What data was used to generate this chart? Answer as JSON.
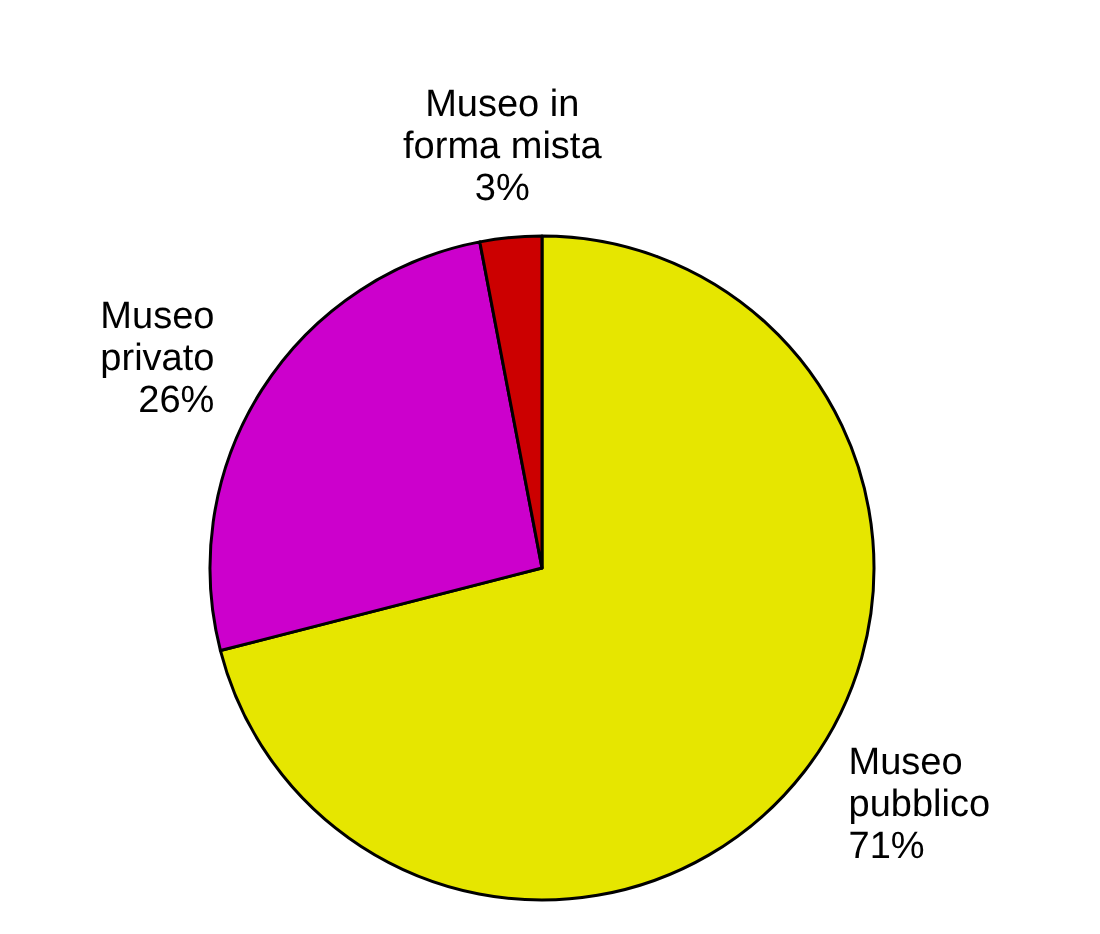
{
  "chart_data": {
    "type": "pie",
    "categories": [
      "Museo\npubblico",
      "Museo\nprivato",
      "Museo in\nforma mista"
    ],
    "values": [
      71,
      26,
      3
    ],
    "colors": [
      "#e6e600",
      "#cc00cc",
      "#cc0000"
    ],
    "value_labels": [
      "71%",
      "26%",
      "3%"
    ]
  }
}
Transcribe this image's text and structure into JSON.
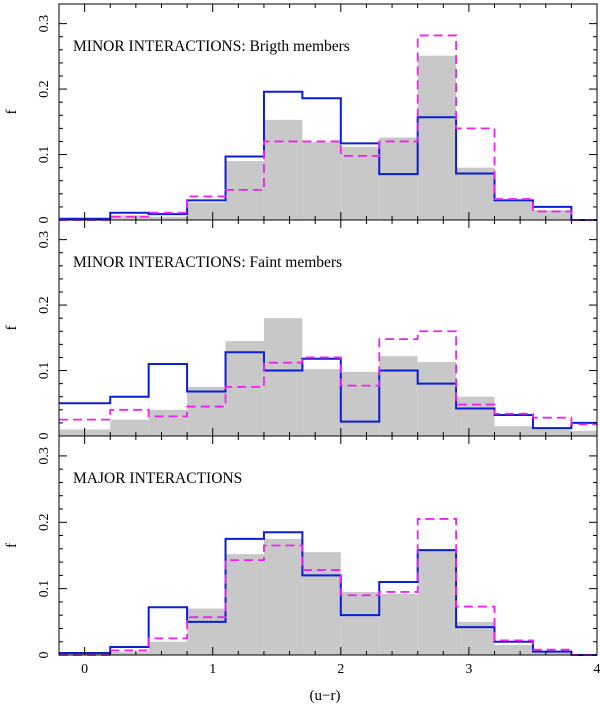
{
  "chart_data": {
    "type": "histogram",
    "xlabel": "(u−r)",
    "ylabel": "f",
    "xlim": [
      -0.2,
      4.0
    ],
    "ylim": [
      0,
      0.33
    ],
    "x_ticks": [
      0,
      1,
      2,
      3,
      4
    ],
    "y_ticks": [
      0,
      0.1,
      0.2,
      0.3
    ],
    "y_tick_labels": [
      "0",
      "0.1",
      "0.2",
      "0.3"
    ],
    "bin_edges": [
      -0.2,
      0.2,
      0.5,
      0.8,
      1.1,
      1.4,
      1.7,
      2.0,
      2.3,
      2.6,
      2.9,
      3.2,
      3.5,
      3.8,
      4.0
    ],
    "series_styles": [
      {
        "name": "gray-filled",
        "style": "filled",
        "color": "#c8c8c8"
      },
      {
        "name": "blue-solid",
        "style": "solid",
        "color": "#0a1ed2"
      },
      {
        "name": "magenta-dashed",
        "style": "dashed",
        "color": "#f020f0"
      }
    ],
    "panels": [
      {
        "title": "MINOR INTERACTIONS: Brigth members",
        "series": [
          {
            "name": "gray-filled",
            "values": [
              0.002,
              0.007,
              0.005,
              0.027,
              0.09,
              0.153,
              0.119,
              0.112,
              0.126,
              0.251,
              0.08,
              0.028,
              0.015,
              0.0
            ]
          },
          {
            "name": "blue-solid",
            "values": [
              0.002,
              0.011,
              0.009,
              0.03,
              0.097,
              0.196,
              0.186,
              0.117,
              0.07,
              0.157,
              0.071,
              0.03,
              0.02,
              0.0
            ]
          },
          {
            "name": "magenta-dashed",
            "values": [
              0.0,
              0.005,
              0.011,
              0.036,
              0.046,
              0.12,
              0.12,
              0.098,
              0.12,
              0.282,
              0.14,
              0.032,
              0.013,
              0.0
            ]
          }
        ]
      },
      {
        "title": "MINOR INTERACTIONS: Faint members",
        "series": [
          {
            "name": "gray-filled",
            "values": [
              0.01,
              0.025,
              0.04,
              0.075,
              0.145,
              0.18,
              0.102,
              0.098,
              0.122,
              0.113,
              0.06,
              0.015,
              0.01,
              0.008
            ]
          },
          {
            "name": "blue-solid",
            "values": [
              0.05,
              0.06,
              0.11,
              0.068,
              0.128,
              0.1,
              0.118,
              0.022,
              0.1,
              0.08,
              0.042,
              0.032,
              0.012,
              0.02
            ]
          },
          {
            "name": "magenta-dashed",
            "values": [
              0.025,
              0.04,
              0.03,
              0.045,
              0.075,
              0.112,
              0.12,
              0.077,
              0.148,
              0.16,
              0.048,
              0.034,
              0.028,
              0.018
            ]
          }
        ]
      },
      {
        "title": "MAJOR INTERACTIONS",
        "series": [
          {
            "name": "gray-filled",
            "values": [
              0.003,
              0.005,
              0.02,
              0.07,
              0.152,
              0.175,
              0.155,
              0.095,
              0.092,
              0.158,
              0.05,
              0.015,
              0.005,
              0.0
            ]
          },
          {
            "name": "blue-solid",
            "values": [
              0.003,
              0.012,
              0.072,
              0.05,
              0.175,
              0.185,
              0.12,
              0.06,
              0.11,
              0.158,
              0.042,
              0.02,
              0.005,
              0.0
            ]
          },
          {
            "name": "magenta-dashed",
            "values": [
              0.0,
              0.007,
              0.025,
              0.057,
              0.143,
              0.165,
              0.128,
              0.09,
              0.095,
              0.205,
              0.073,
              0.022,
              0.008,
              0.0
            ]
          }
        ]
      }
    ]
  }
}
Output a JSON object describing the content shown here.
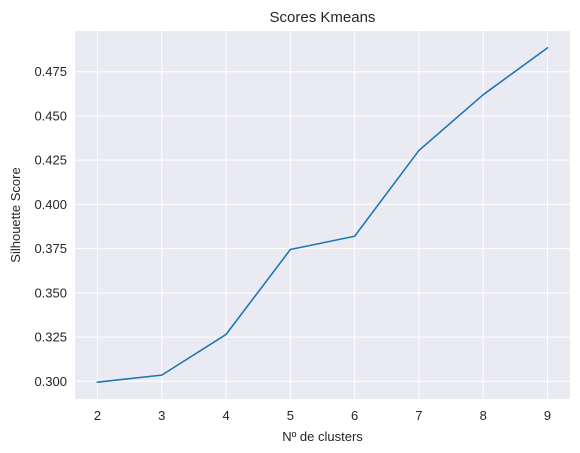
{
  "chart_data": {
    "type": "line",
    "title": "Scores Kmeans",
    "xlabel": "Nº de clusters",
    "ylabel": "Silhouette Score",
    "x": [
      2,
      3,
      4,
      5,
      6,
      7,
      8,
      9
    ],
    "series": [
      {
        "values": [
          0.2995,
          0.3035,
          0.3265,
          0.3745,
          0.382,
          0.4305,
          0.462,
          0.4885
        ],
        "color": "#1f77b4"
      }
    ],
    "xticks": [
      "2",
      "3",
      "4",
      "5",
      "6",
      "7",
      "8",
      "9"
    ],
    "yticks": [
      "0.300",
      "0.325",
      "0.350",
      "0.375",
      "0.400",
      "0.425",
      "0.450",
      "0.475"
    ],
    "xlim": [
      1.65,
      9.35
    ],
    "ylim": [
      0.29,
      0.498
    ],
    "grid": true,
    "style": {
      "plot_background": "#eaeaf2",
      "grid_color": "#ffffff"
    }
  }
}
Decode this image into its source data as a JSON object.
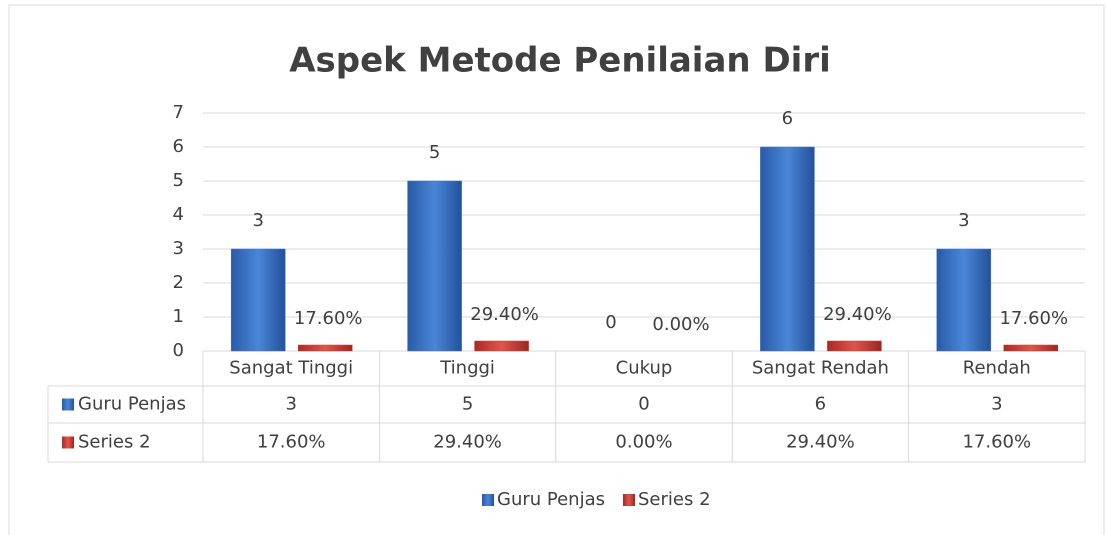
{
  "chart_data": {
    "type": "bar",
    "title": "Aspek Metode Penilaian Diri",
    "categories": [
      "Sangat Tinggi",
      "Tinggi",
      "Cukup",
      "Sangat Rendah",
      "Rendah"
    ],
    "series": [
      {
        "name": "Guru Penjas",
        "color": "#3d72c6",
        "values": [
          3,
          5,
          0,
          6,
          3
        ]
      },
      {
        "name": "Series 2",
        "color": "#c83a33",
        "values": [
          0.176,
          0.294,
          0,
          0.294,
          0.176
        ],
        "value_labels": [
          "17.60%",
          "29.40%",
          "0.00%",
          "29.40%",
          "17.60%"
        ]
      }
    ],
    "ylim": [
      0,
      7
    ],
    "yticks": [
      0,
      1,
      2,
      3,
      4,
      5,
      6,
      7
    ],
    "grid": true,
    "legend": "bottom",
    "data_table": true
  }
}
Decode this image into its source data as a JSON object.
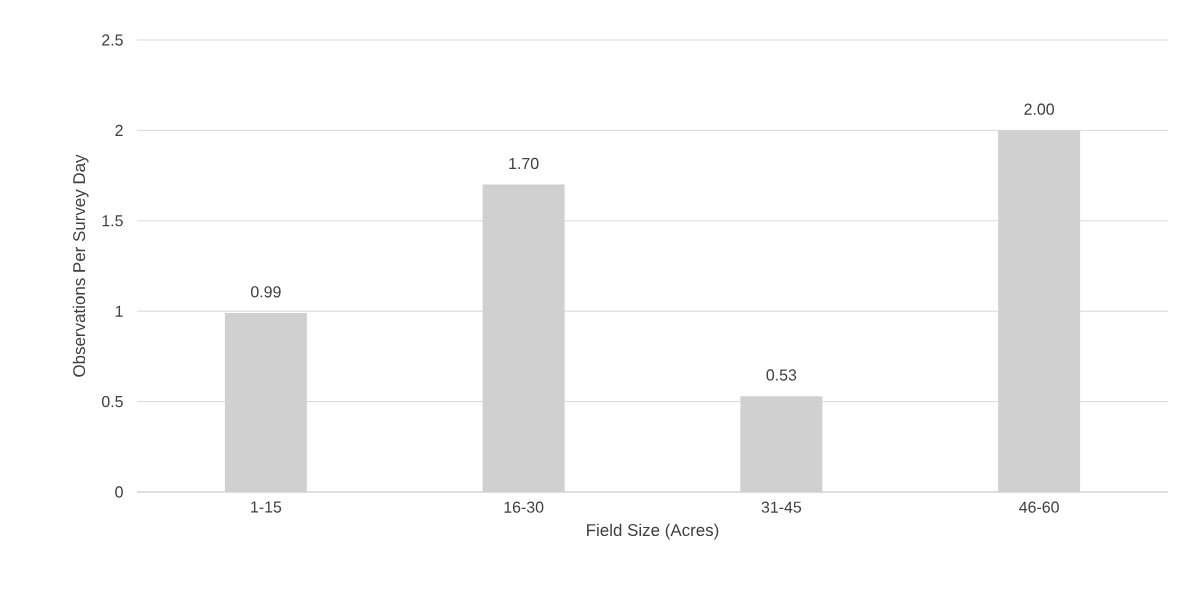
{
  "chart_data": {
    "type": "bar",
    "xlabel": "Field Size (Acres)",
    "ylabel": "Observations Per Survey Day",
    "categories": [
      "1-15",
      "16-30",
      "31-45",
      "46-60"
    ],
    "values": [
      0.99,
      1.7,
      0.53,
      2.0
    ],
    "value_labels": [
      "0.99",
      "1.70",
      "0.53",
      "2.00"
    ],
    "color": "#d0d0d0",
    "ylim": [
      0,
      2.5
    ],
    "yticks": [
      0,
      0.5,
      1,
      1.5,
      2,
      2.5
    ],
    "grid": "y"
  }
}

══════════════════════════════

## [REQUEST]
Reproduce the entries above without change, omitting all pictures.

## [COMPLETED TASK]
What data was used to generate this chart? Answer as JSON.
{
  "chart_data": {
    "type": "pie",
    "categories": [
      "Museo\npubblico",
      "Museo\nprivato",
      "Museo in\nforma mista"
    ],
    "values": [
      71,
      26,
      3
    ],
    "colors": [
      "#e6e600",
      "#cc00cc",
      "#cc0000"
    ],
    "value_labels": [
      "71%",
      "26%",
      "3%"
    ]
  }
}
Transcribe this image's text and structure into JSON.
{
  "chart_data": {
    "type": "histogram",
    "xlabel": "(u−r)",
    "ylabel": "f",
    "xlim": [
      -0.2,
      4.0
    ],
    "ylim": [
      0,
      0.33
    ],
    "x_ticks": [
      0,
      1,
      2,
      3,
      4
    ],
    "y_ticks": [
      0,
      0.1,
      0.2,
      0.3
    ],
    "y_tick_labels": [
      "0",
      "0.1",
      "0.2",
      "0.3"
    ],
    "bin_edges": [
      -0.2,
      0.2,
      0.5,
      0.8,
      1.1,
      1.4,
      1.7,
      2.0,
      2.3,
      2.6,
      2.9,
      3.2,
      3.5,
      3.8,
      4.0
    ],
    "series_styles": [
      {
        "name": "gray-filled",
        "style": "filled",
        "color": "#c8c8c8"
      },
      {
        "name": "blue-solid",
        "style": "solid",
        "color": "#0a1ed2"
      },
      {
        "name": "magenta-dashed",
        "style": "dashed",
        "color": "#f020f0"
      }
    ],
    "panels": [
      {
        "title": "MINOR INTERACTIONS: Brigth members",
        "series": [
          {
            "name": "gray-filled",
            "values": [
              0.002,
              0.007,
              0.005,
              0.027,
              0.09,
              0.153,
              0.119,
              0.112,
              0.126,
              0.251,
              0.08,
              0.028,
              0.015,
              0.0
            ]
          },
          {
            "name": "blue-solid",
            "values": [
              0.002,
              0.011,
              0.009,
              0.03,
              0.097,
              0.196,
              0.186,
              0.117,
              0.07,
              0.157,
              0.071,
              0.03,
              0.02,
              0.0
            ]
          },
          {
            "name": "magenta-dashed",
            "values": [
              0.0,
              0.005,
              0.011,
              0.036,
              0.046,
              0.12,
              0.12,
              0.098,
              0.12,
              0.282,
              0.14,
              0.032,
              0.013,
              0.0
            ]
          }
        ]
      },
      {
        "title": "MINOR INTERACTIONS: Faint members",
        "series": [
          {
            "name": "gray-filled",
            "values": [
              0.01,
              0.025,
              0.04,
              0.075,
              0.145,
              0.18,
              0.102,
              0.098,
              0.122,
              0.113,
              0.06,
              0.015,
              0.01,
              0.008
            ]
          },
          {
            "name": "blue-solid",
            "values": [
              0.05,
              0.06,
              0.11,
              0.068,
              0.128,
              0.1,
              0.118,
              0.022,
              0.1,
              0.08,
              0.042,
              0.032,
              0.012,
              0.02
            ]
          },
          {
            "name": "magenta-dashed",
            "values": [
              0.025,
              0.04,
              0.03,
              0.045,
              0.075,
              0.112,
              0.12,
              0.077,
              0.148,
              0.16,
              0.048,
              0.034,
              0.028,
              0.018
            ]
          }
        ]
      },
      {
        "title": "MAJOR INTERACTIONS",
        "series": [
          {
            "name": "gray-filled",
            "values": [
              0.003,
              0.005,
              0.02,
              0.07,
              0.152,
              0.175,
              0.155,
              0.095,
              0.092,
              0.158,
              0.05,
              0.015,
              0.005,
              0.0
            ]
          },
          {
            "name": "blue-solid",
            "values": [
              0.003,
              0.012,
              0.072,
              0.05,
              0.175,
              0.185,
              0.12,
              0.06,
              0.11,
              0.158,
              0.042,
              0.02,
              0.005,
              0.0
            ]
          },
          {
            "name": "magenta-dashed",
            "values": [
              0.0,
              0.007,
              0.025,
              0.057,
              0.143,
              0.165,
              0.128,
              0.09,
              0.095,
              0.205,
              0.073,
              0.022,
              0.008,
              0.0
            ]
          }
        ]
      }
    ]
  }
}
Output a JSON object describing the content shown here.
{
  "chart_data": {
    "type": "line",
    "title": "Scores Kmeans",
    "xlabel": "Nº de clusters",
    "ylabel": "Silhouette Score",
    "x": [
      2,
      3,
      4,
      5,
      6,
      7,
      8,
      9
    ],
    "series": [
      {
        "values": [
          0.2995,
          0.3035,
          0.3265,
          0.3745,
          0.382,
          0.4305,
          0.462,
          0.4885
        ],
        "color": "#1f77b4"
      }
    ],
    "xticks": [
      "2",
      "3",
      "4",
      "5",
      "6",
      "7",
      "8",
      "9"
    ],
    "yticks": [
      "0.300",
      "0.325",
      "0.350",
      "0.375",
      "0.400",
      "0.425",
      "0.450",
      "0.475"
    ],
    "xlim": [
      1.65,
      9.35
    ],
    "ylim": [
      0.29,
      0.498
    ],
    "grid": true,
    "style": {
      "plot_background": "#eaeaf2",
      "grid_color": "#ffffff"
    }
  }
}
Decode this image into its source data as a JSON object.
{
  "chart_data": {
    "type": "bar",
    "title": "Aspek Metode Penilaian Diri",
    "categories": [
      "Sangat Tinggi",
      "Tinggi",
      "Cukup",
      "Sangat Rendah",
      "Rendah"
    ],
    "series": [
      {
        "name": "Guru Penjas",
        "color": "#3d72c6",
        "values": [
          3,
          5,
          0,
          6,
          3
        ]
      },
      {
        "name": "Series 2",
        "color": "#c83a33",
        "values": [
          0.176,
          0.294,
          0,
          0.294,
          0.176
        ],
        "value_labels": [
          "17.60%",
          "29.40%",
          "0.00%",
          "29.40%",
          "17.60%"
        ]
      }
    ],
    "ylim": [
      0,
      7
    ],
    "yticks": [
      0,
      1,
      2,
      3,
      4,
      5,
      6,
      7
    ],
    "grid": true,
    "legend": "bottom",
    "data_table": true
  }
}
Decode this image into its source data as a JSON object.
{
  "chart_data": {
    "type": "bar",
    "xlabel": "Field Size (Acres)",
    "ylabel": "Observations Per Survey Day",
    "categories": [
      "1-15",
      "16-30",
      "31-45",
      "46-60"
    ],
    "values": [
      0.99,
      1.7,
      0.53,
      2.0
    ],
    "value_labels": [
      "0.99",
      "1.70",
      "0.53",
      "2.00"
    ],
    "color": "#d0d0d0",
    "ylim": [
      0,
      2.5
    ],
    "yticks": [
      0,
      0.5,
      1,
      1.5,
      2,
      2.5
    ],
    "grid": "y"
  }
}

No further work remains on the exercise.